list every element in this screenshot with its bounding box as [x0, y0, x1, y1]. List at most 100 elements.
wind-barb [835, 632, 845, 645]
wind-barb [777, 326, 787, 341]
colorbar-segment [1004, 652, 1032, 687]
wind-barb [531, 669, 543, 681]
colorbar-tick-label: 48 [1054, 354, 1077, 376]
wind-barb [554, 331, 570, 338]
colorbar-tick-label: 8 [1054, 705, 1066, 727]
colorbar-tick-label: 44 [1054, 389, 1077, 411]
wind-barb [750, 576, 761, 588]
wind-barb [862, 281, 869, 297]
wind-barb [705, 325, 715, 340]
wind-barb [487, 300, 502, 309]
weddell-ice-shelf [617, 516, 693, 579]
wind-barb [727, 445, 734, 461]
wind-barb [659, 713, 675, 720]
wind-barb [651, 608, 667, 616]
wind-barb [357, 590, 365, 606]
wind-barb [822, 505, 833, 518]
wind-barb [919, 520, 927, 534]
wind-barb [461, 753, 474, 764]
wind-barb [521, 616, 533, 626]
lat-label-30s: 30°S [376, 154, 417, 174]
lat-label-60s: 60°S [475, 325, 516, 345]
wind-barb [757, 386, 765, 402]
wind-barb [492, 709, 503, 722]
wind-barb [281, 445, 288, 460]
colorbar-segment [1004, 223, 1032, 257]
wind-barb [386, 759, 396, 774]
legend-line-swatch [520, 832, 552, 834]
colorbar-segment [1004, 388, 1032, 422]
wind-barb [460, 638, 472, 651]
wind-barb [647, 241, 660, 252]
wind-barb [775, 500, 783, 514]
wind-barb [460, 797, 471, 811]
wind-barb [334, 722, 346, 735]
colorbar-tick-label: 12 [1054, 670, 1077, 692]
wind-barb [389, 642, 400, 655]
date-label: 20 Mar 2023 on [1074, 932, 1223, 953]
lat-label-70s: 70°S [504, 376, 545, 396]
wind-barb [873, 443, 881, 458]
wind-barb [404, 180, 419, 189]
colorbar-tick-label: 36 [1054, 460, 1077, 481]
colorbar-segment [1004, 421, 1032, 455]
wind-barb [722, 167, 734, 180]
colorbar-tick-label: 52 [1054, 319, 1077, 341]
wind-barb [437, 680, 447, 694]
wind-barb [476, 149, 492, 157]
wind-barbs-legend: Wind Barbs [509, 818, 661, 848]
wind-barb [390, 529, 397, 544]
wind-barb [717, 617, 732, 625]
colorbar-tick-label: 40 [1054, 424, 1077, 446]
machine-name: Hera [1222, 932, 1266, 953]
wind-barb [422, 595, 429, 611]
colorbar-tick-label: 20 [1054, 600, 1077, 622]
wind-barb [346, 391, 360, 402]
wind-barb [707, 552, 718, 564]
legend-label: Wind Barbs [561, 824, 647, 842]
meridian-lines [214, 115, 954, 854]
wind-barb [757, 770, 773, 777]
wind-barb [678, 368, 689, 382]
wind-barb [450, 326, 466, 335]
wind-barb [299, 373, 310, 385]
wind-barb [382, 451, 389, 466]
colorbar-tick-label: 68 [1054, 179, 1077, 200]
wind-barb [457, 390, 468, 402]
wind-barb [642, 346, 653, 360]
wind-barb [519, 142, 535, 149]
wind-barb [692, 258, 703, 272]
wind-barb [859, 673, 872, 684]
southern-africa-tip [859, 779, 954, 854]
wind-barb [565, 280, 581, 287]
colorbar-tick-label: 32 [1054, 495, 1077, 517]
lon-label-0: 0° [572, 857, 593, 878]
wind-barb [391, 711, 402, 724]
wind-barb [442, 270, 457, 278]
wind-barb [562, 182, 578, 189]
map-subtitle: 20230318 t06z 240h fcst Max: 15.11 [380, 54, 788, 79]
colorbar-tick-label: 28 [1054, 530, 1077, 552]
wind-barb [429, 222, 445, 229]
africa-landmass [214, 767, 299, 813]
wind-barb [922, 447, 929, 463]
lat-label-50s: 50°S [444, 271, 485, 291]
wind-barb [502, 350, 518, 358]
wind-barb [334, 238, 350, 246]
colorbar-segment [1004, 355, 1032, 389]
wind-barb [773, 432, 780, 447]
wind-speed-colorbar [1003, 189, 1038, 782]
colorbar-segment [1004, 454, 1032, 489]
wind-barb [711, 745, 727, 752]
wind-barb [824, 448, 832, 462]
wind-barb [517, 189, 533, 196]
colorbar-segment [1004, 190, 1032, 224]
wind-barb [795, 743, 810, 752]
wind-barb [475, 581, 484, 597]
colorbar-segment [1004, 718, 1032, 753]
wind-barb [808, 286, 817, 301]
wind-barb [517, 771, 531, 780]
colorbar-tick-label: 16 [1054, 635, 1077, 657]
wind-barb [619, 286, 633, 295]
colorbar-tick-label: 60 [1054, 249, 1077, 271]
──────────────────────────────
● **What you are asked to do**
Can you substitute "colorbar-block" for each "colorbar-segment" in the entries above and give them back with nothing else altered?

● **The result**
list every element in this screenshot with its bounding box as [x0, y0, x1, y1]. List at most 100 elements.
wind-barb [835, 632, 845, 645]
wind-barb [777, 326, 787, 341]
colorbar-block [1004, 652, 1032, 687]
wind-barb [531, 669, 543, 681]
colorbar-tick-label: 48 [1054, 354, 1077, 376]
wind-barb [554, 331, 570, 338]
colorbar-tick-label: 8 [1054, 705, 1066, 727]
colorbar-tick-label: 44 [1054, 389, 1077, 411]
wind-barb [750, 576, 761, 588]
wind-barb [862, 281, 869, 297]
wind-barb [705, 325, 715, 340]
wind-barb [487, 300, 502, 309]
weddell-ice-shelf [617, 516, 693, 579]
wind-barb [727, 445, 734, 461]
wind-barb [659, 713, 675, 720]
wind-barb [651, 608, 667, 616]
wind-barb [357, 590, 365, 606]
wind-barb [822, 505, 833, 518]
wind-barb [919, 520, 927, 534]
wind-barb [461, 753, 474, 764]
wind-barb [521, 616, 533, 626]
lat-label-30s: 30°S [376, 154, 417, 174]
lat-label-60s: 60°S [475, 325, 516, 345]
wind-barb [757, 386, 765, 402]
wind-barb [492, 709, 503, 722]
wind-barb [281, 445, 288, 460]
colorbar-block [1004, 223, 1032, 257]
wind-barb [386, 759, 396, 774]
legend-line-swatch [520, 832, 552, 834]
colorbar-block [1004, 388, 1032, 422]
wind-barb [460, 638, 472, 651]
wind-barb [647, 241, 660, 252]
wind-barb [775, 500, 783, 514]
wind-barb [460, 797, 471, 811]
wind-barb [334, 722, 346, 735]
colorbar-tick-label: 12 [1054, 670, 1077, 692]
wind-barb [389, 642, 400, 655]
date-label: 20 Mar 2023 on [1074, 932, 1223, 953]
lat-label-70s: 70°S [504, 376, 545, 396]
wind-barb [873, 443, 881, 458]
wind-barb [404, 180, 419, 189]
colorbar-tick-label: 36 [1054, 460, 1077, 481]
colorbar-block [1004, 421, 1032, 455]
wind-barb [722, 167, 734, 180]
colorbar-tick-label: 52 [1054, 319, 1077, 341]
wind-barb [437, 680, 447, 694]
wind-barb [476, 149, 492, 157]
wind-barbs-legend: Wind Barbs [509, 818, 661, 848]
wind-barb [390, 529, 397, 544]
wind-barb [717, 617, 732, 625]
colorbar-tick-label: 40 [1054, 424, 1077, 446]
machine-name: Hera [1222, 932, 1266, 953]
wind-barb [422, 595, 429, 611]
colorbar-tick-label: 20 [1054, 600, 1077, 622]
wind-barb [346, 391, 360, 402]
wind-barb [707, 552, 718, 564]
legend-label: Wind Barbs [561, 824, 647, 842]
meridian-lines [214, 115, 954, 854]
wind-barb [757, 770, 773, 777]
wind-barb [678, 368, 689, 382]
wind-barb [450, 326, 466, 335]
wind-barb [299, 373, 310, 385]
wind-barb [382, 451, 389, 466]
colorbar-tick-label: 68 [1054, 179, 1077, 200]
wind-barb [457, 390, 468, 402]
wind-barb [642, 346, 653, 360]
wind-barb [519, 142, 535, 149]
wind-barb [692, 258, 703, 272]
wind-barb [859, 673, 872, 684]
southern-africa-tip [859, 779, 954, 854]
wind-barb [565, 280, 581, 287]
colorbar-tick-label: 32 [1054, 495, 1077, 517]
lon-label-0: 0° [572, 857, 593, 878]
wind-barb [391, 711, 402, 724]
wind-barb [442, 270, 457, 278]
wind-barb [562, 182, 578, 189]
map-subtitle: 20230318 t06z 240h fcst Max: 15.11 [380, 54, 788, 79]
colorbar-tick-label: 28 [1054, 530, 1077, 552]
wind-barb [429, 222, 445, 229]
africa-landmass [214, 767, 299, 813]
wind-barb [922, 447, 929, 463]
lat-label-50s: 50°S [444, 271, 485, 291]
wind-barb [502, 350, 518, 358]
wind-barb [334, 238, 350, 246]
colorbar-block [1004, 355, 1032, 389]
wind-barb [773, 432, 780, 447]
wind-speed-colorbar [1003, 189, 1038, 782]
colorbar-block [1004, 454, 1032, 489]
wind-barb [711, 745, 727, 752]
wind-barb [824, 448, 832, 462]
wind-barb [517, 189, 533, 196]
colorbar-block [1004, 190, 1032, 224]
wind-barb [795, 743, 810, 752]
wind-barb [475, 581, 484, 597]
colorbar-block [1004, 718, 1032, 753]
wind-barb [808, 286, 817, 301]
wind-barb [517, 771, 531, 780]
colorbar-tick-label: 16 [1054, 635, 1077, 657]
wind-barb [619, 286, 633, 295]
colorbar-tick-label: 60 [1054, 249, 1077, 271]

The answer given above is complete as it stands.